++++ The input ++++

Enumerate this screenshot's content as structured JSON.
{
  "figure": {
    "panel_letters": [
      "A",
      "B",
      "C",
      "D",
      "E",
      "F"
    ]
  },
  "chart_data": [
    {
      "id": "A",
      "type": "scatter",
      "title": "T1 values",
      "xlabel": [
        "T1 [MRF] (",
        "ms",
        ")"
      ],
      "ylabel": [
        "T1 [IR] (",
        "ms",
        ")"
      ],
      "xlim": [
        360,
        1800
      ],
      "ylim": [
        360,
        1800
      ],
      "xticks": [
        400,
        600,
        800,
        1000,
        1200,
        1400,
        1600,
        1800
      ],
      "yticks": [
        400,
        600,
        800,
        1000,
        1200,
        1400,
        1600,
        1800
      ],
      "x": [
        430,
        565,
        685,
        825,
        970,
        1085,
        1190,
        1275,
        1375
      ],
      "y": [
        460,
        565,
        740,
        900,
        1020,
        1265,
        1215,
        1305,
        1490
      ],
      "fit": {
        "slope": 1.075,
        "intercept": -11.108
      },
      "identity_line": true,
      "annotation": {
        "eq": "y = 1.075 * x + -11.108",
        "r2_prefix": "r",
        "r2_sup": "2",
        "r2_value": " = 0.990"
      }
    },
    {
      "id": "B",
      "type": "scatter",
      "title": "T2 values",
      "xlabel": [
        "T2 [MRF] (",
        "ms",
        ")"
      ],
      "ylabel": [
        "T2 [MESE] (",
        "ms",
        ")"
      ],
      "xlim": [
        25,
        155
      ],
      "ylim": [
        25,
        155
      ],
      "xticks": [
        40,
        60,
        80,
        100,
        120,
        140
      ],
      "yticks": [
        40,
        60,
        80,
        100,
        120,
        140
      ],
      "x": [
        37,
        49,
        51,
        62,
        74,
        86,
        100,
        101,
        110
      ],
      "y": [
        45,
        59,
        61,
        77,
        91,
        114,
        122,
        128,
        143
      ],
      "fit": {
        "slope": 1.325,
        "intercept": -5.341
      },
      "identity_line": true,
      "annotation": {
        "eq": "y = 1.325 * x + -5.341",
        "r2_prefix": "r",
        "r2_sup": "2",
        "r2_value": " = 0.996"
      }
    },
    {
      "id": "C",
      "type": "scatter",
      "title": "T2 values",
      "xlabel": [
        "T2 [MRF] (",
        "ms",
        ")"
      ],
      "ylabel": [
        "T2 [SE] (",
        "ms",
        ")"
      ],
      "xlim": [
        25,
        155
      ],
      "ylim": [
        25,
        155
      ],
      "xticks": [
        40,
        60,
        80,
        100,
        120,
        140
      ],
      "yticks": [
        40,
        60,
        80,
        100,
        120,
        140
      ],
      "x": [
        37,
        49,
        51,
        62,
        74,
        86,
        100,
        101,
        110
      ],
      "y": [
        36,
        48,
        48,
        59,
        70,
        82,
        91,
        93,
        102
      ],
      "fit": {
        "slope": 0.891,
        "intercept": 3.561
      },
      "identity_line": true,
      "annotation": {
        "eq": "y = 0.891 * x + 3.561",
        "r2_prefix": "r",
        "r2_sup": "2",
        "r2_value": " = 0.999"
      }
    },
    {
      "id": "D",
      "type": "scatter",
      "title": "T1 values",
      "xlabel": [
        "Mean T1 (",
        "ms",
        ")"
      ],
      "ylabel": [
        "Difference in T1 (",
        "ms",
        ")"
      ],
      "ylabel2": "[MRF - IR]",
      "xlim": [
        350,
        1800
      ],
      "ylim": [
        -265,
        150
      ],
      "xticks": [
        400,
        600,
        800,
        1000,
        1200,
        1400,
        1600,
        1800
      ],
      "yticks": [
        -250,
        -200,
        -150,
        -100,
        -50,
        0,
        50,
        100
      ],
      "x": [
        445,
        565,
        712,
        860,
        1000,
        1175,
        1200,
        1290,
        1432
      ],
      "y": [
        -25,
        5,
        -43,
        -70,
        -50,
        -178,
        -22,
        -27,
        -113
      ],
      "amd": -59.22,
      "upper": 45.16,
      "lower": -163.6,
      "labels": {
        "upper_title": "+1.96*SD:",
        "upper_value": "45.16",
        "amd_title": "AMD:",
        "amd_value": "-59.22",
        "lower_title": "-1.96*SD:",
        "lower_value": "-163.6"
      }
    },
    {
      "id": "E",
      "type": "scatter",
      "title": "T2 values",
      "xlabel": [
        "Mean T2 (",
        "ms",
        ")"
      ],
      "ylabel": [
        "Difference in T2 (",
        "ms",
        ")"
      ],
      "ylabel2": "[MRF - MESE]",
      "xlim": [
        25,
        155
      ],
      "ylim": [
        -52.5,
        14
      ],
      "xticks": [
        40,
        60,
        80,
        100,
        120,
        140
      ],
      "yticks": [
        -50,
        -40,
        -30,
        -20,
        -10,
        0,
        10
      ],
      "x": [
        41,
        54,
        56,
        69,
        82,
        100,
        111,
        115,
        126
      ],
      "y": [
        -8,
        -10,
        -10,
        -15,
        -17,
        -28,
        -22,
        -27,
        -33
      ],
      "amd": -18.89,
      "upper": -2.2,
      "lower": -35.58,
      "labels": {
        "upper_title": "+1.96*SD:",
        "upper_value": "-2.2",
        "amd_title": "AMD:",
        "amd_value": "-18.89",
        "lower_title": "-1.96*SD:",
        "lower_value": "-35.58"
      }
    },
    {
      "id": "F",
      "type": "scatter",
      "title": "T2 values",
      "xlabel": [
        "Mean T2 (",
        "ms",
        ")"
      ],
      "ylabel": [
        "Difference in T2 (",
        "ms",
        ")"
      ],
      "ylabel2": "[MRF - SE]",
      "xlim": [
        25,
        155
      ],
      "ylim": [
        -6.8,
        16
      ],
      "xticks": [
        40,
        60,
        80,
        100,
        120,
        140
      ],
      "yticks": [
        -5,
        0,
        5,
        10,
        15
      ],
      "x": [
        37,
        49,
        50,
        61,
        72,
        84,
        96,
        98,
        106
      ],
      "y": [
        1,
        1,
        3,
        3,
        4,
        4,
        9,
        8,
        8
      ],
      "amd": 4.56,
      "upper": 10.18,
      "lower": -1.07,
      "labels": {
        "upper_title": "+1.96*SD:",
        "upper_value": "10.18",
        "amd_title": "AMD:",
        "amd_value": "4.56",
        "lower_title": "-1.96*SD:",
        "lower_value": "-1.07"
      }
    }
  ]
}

++++

**Instruction:** Return each line of the records above exactly as it reads.

**Answer in full:**
Enumerate this screenshot's content as structured JSON.
{
  "figure": {
    "panel_letters": [
      "A",
      "B",
      "C",
      "D",
      "E",
      "F"
    ]
  },
  "chart_data": [
    {
      "id": "A",
      "type": "scatter",
      "title": "T1 values",
      "xlabel": [
        "T1 [MRF] (",
        "ms",
        ")"
      ],
      "ylabel": [
        "T1 [IR] (",
        "ms",
        ")"
      ],
      "xlim": [
        360,
        1800
      ],
      "ylim": [
        360,
        1800
      ],
      "xticks": [
        400,
        600,
        800,
        1000,
        1200,
        1400,
        1600,
        1800
      ],
      "yticks": [
        400,
        600,
        800,
        1000,
        1200,
        1400,
        1600,
        1800
      ],
      "x": [
        430,
        565,
        685,
        825,
        970,
        1085,
        1190,
        1275,
        1375
      ],
      "y": [
        460,
        565,
        740,
        900,
        1020,
        1265,
        1215,
        1305,
        1490
      ],
      "fit": {
        "slope": 1.075,
        "intercept": -11.108
      },
      "identity_line": true,
      "annotation": {
        "eq": "y = 1.075 * x + -11.108",
        "r2_prefix": "r",
        "r2_sup": "2",
        "r2_value": " = 0.990"
      }
    },
    {
      "id": "B",
      "type": "scatter",
      "title": "T2 values",
      "xlabel": [
        "T2 [MRF] (",
        "ms",
        ")"
      ],
      "ylabel": [
        "T2 [MESE] (",
        "ms",
        ")"
      ],
      "xlim": [
        25,
        155
      ],
      "ylim": [
        25,
        155
      ],
      "xticks": [
        40,
        60,
        80,
        100,
        120,
        140
      ],
      "yticks": [
        40,
        60,
        80,
        100,
        120,
        140
      ],
      "x": [
        37,
        49,
        51,
        62,
        74,
        86,
        100,
        101,
        110
      ],
      "y": [
        45,
        59,
        61,
        77,
        91,
        114,
        122,
        128,
        143
      ],
      "fit": {
        "slope": 1.325,
        "intercept": -5.341
      },
      "identity_line": true,
      "annotation": {
        "eq": "y = 1.325 * x + -5.341",
        "r2_prefix": "r",
        "r2_sup": "2",
        "r2_value": " = 0.996"
      }
    },
    {
      "id": "C",
      "type": "scatter",
      "title": "T2 values",
      "xlabel": [
        "T2 [MRF] (",
        "ms",
        ")"
      ],
      "ylabel": [
        "T2 [SE] (",
        "ms",
        ")"
      ],
      "xlim": [
        25,
        155
      ],
      "ylim": [
        25,
        155
      ],
      "xticks": [
        40,
        60,
        80,
        100,
        120,
        140
      ],
      "yticks": [
        40,
        60,
        80,
        100,
        120,
        140
      ],
      "x": [
        37,
        49,
        51,
        62,
        74,
        86,
        100,
        101,
        110
      ],
      "y": [
        36,
        48,
        48,
        59,
        70,
        82,
        91,
        93,
        102
      ],
      "fit": {
        "slope": 0.891,
        "intercept": 3.561
      },
      "identity_line": true,
      "annotation": {
        "eq": "y = 0.891 * x + 3.561",
        "r2_prefix": "r",
        "r2_sup": "2",
        "r2_value": " = 0.999"
      }
    },
    {
      "id": "D",
      "type": "scatter",
      "title": "T1 values",
      "xlabel": [
        "Mean T1 (",
        "ms",
        ")"
      ],
      "ylabel": [
        "Difference in T1 (",
        "ms",
        ")"
      ],
      "ylabel2": "[MRF - IR]",
      "xlim": [
        350,
        1800
      ],
      "ylim": [
        -265,
        150
      ],
      "xticks": [
        400,
        600,
        800,
        1000,
        1200,
        1400,
        1600,
        1800
      ],
      "yticks": [
        -250,
        -200,
        -150,
        -100,
        -50,
        0,
        50,
        100
      ],
      "x": [
        445,
        565,
        712,
        860,
        1000,
        1175,
        1200,
        1290,
        1432
      ],
      "y": [
        -25,
        5,
        -43,
        -70,
        -50,
        -178,
        -22,
        -27,
        -113
      ],
      "amd": -59.22,
      "upper": 45.16,
      "lower": -163.6,
      "labels": {
        "upper_title": "+1.96*SD:",
        "upper_value": "45.16",
        "amd_title": "AMD:",
        "amd_value": "-59.22",
        "lower_title": "-1.96*SD:",
        "lower_value": "-163.6"
      }
    },
    {
      "id": "E",
      "type": "scatter",
      "title": "T2 values",
      "xlabel": [
        "Mean T2 (",
        "ms",
        ")"
      ],
      "ylabel": [
        "Difference in T2 (",
        "ms",
        ")"
      ],
      "ylabel2": "[MRF - MESE]",
      "xlim": [
        25,
        155
      ],
      "ylim": [
        -52.5,
        14
      ],
      "xticks": [
        40,
        60,
        80,
        100,
        120,
        140
      ],
      "yticks": [
        -50,
        -40,
        -30,
        -20,
        -10,
        0,
        10
      ],
      "x": [
        41,
        54,
        56,
        69,
        82,
        100,
        111,
        115,
        126
      ],
      "y": [
        -8,
        -10,
        -10,
        -15,
        -17,
        -28,
        -22,
        -27,
        -33
      ],
      "amd": -18.89,
      "upper": -2.2,
      "lower": -35.58,
      "labels": {
        "upper_title": "+1.96*SD:",
        "upper_value": "-2.2",
        "amd_title": "AMD:",
        "amd_value": "-18.89",
        "lower_title": "-1.96*SD:",
        "lower_value": "-35.58"
      }
    },
    {
      "id": "F",
      "type": "scatter",
      "title": "T2 values",
      "xlabel": [
        "Mean T2 (",
        "ms",
        ")"
      ],
      "ylabel": [
        "Difference in T2 (",
        "ms",
        ")"
      ],
      "ylabel2": "[MRF - SE]",
      "xlim": [
        25,
        155
      ],
      "ylim": [
        -6.8,
        16
      ],
      "xticks": [
        40,
        60,
        80,
        100,
        120,
        140
      ],
      "yticks": [
        -5,
        0,
        5,
        10,
        15
      ],
      "x": [
        37,
        49,
        50,
        61,
        72,
        84,
        96,
        98,
        106
      ],
      "y": [
        1,
        1,
        3,
        3,
        4,
        4,
        9,
        8,
        8
      ],
      "amd": 4.56,
      "upper": 10.18,
      "lower": -1.07,
      "labels": {
        "upper_title": "+1.96*SD:",
        "upper_value": "10.18",
        "amd_title": "AMD:",
        "amd_value": "4.56",
        "lower_title": "-1.96*SD:",
        "lower_value": "-1.07"
      }
    }
  ]
}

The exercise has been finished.